____ DATA EXTRACT
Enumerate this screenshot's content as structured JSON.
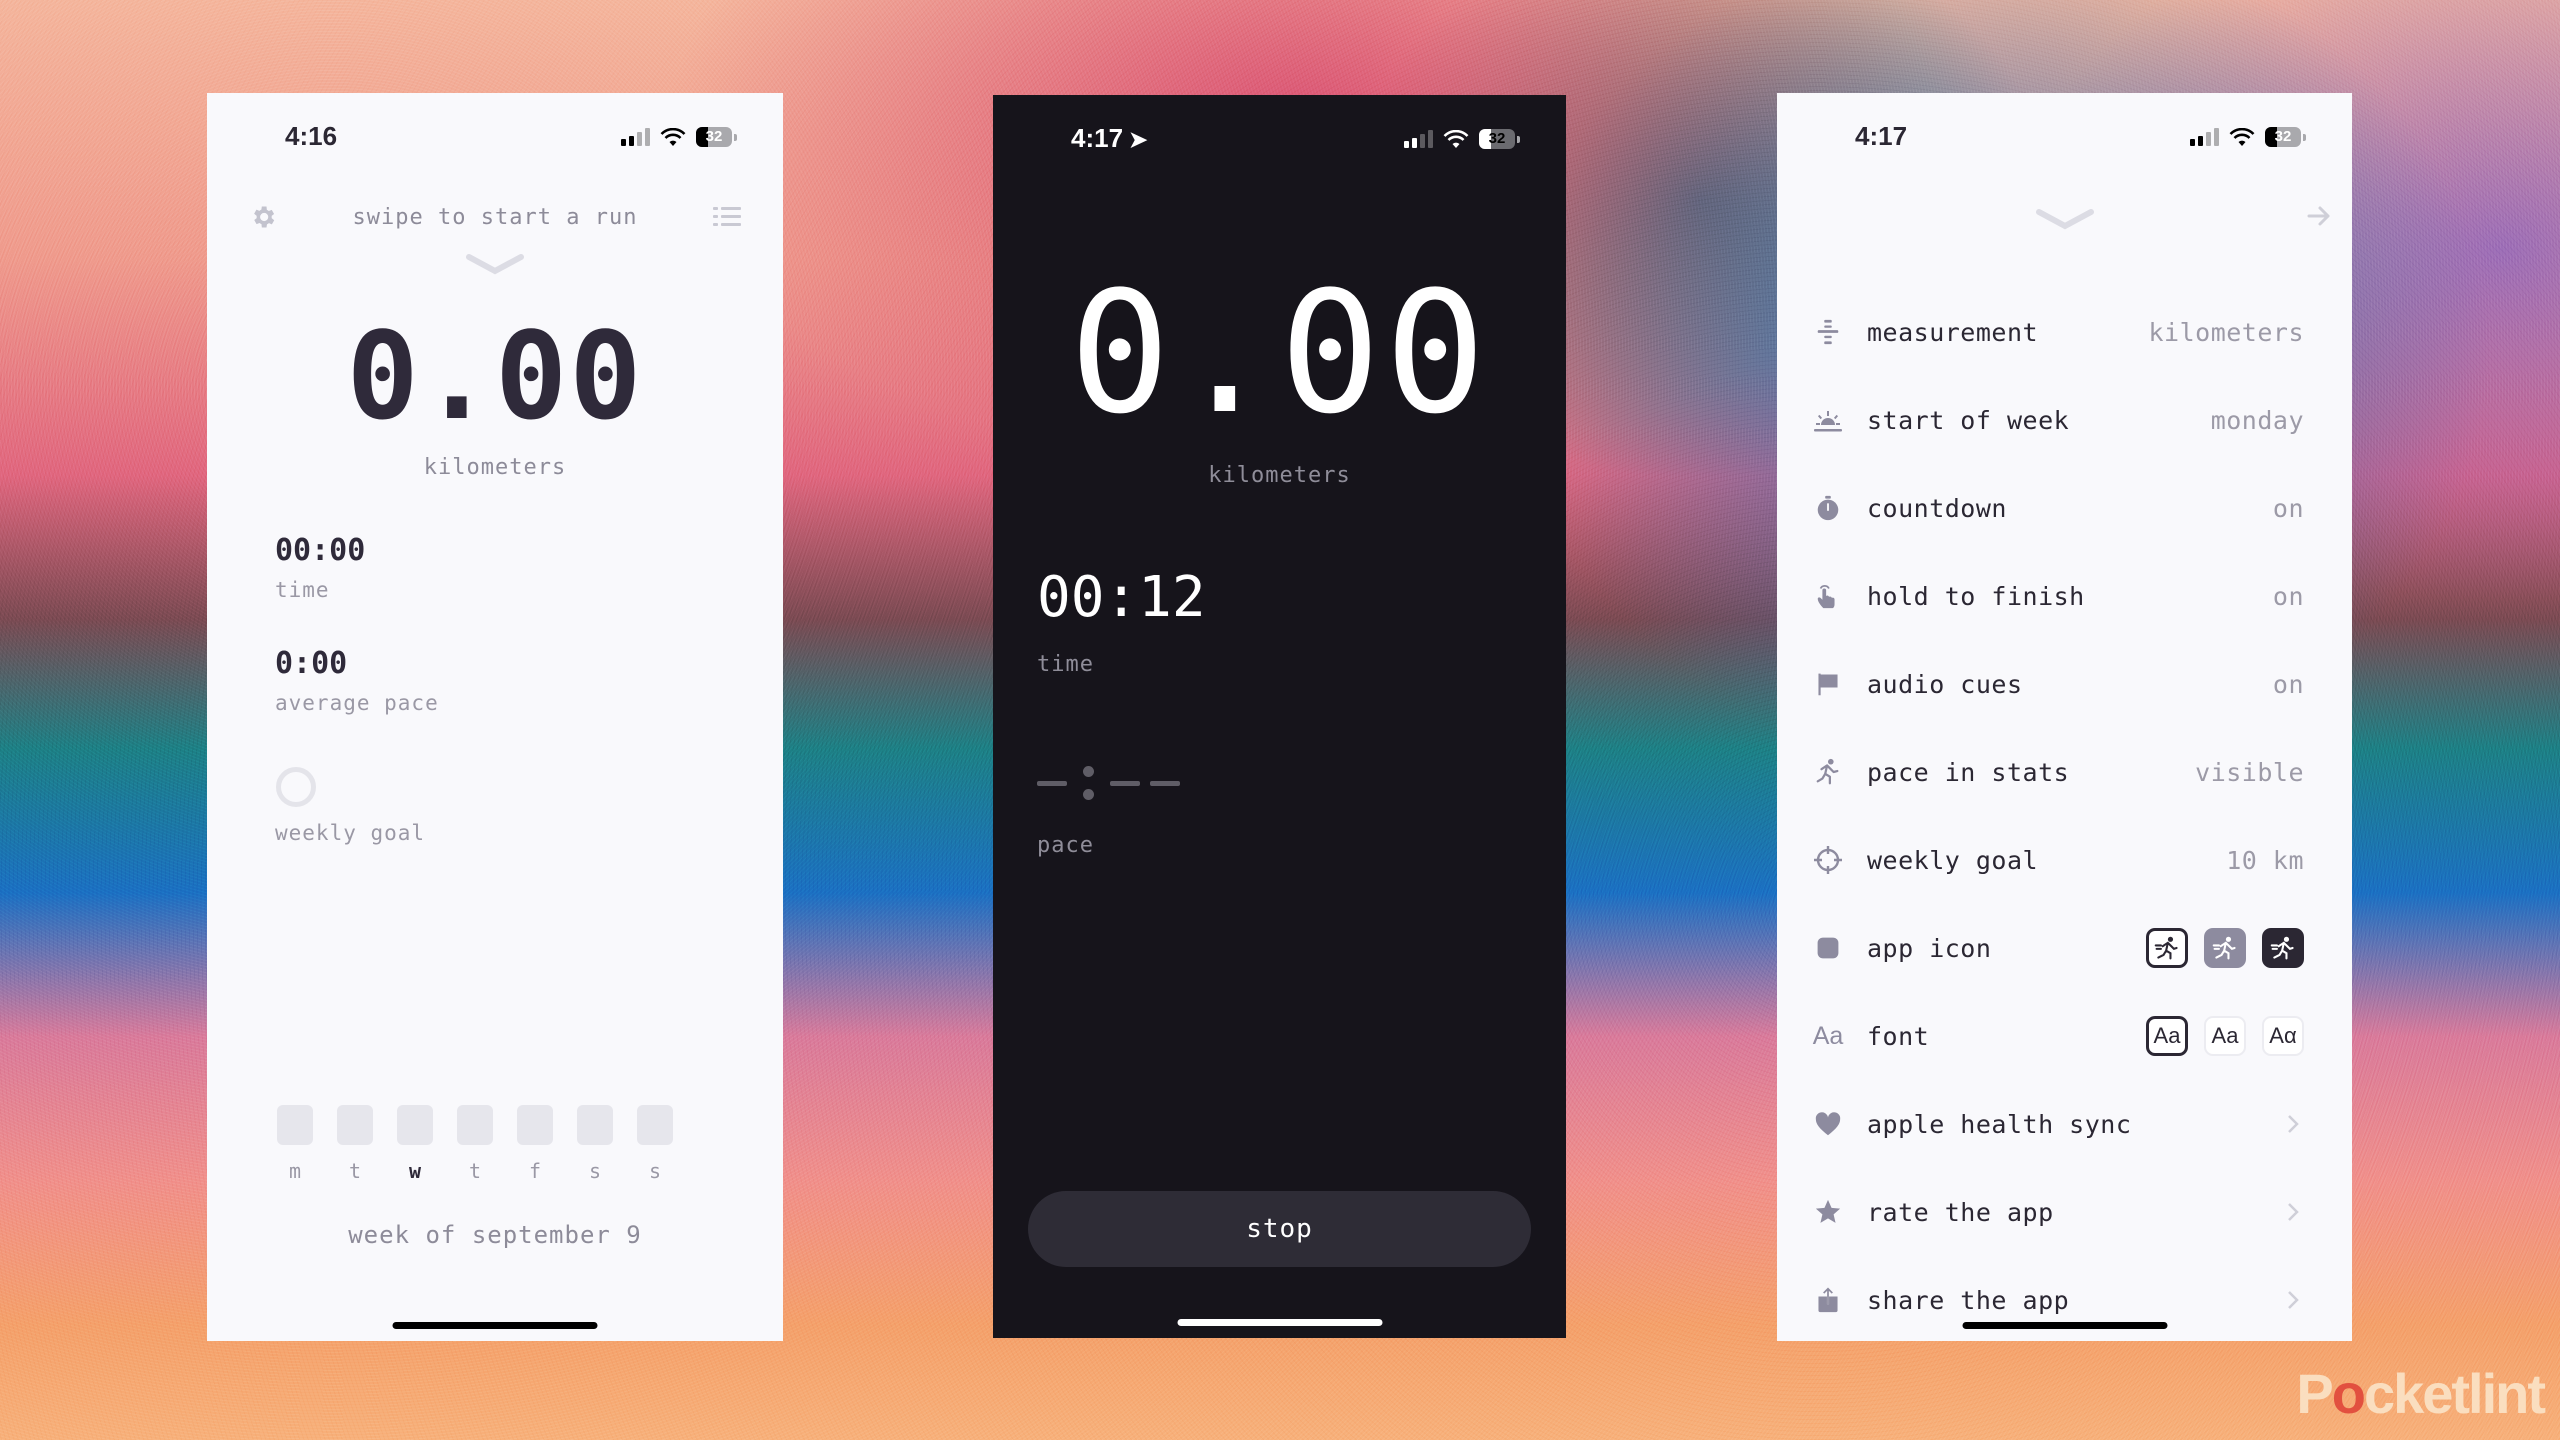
{
  "watermark": {
    "pre": "P",
    "o": "o",
    "post": "cketlint"
  },
  "phones": [
    {
      "theme": "light",
      "status": {
        "time": "4:16",
        "battery": "32",
        "battery_level": 0.32
      },
      "header": {
        "hint": "swipe to start a run"
      },
      "distance": {
        "value": "0.00",
        "unit": "kilometers"
      },
      "stats": [
        {
          "value": "00:00",
          "label": "time"
        },
        {
          "value": "0:00",
          "label": "average pace"
        }
      ],
      "weekly_goal": {
        "label": "weekly goal",
        "progress": 0
      },
      "week": {
        "days": [
          {
            "label": "m",
            "today": false
          },
          {
            "label": "t",
            "today": false
          },
          {
            "label": "w",
            "today": true
          },
          {
            "label": "t",
            "today": false
          },
          {
            "label": "f",
            "today": false
          },
          {
            "label": "s",
            "today": false
          },
          {
            "label": "s",
            "today": false
          }
        ],
        "caption": "week of september 9"
      }
    },
    {
      "theme": "dark",
      "status": {
        "time": "4:17",
        "location_active": true,
        "battery": "32",
        "battery_level": 0.32
      },
      "distance": {
        "value": "0.00",
        "unit": "kilometers"
      },
      "stats": [
        {
          "value": "00:12",
          "label": "time"
        },
        {
          "value": "-:--",
          "label": "pace"
        }
      ],
      "stop_label": "stop"
    },
    {
      "theme": "light",
      "status": {
        "time": "4:17",
        "battery": "32",
        "battery_level": 0.32
      },
      "settings": [
        {
          "icon": "measurement-icon",
          "label": "measurement",
          "value": "kilometers"
        },
        {
          "icon": "sunrise-icon",
          "label": "start of week",
          "value": "monday"
        },
        {
          "icon": "timer-icon",
          "label": "countdown",
          "value": "on"
        },
        {
          "icon": "hand-tap-icon",
          "label": "hold to finish",
          "value": "on"
        },
        {
          "icon": "flag-icon",
          "label": "audio cues",
          "value": "on"
        },
        {
          "icon": "runner-icon",
          "label": "pace in stats",
          "value": "visible"
        },
        {
          "icon": "target-icon",
          "label": "weekly goal",
          "value": "10 km"
        },
        {
          "icon": "app-icon-square",
          "label": "app icon",
          "options": [
            "light",
            "grey",
            "dark"
          ],
          "selected": 0
        },
        {
          "icon": "font-icon",
          "icon_text": "Aa",
          "label": "font",
          "options": [
            "Aa",
            "Aa",
            "Aα"
          ],
          "selected": 0
        },
        {
          "icon": "heart-icon",
          "label": "apple health sync",
          "chevron": true
        },
        {
          "icon": "star-icon",
          "label": "rate the app",
          "chevron": true
        },
        {
          "icon": "share-icon",
          "label": "share the app",
          "chevron": true
        }
      ]
    }
  ]
}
________
» YOUR TASK
Count all lines of the data that include "start". The answer is the number alone.

» THE ANSWER
2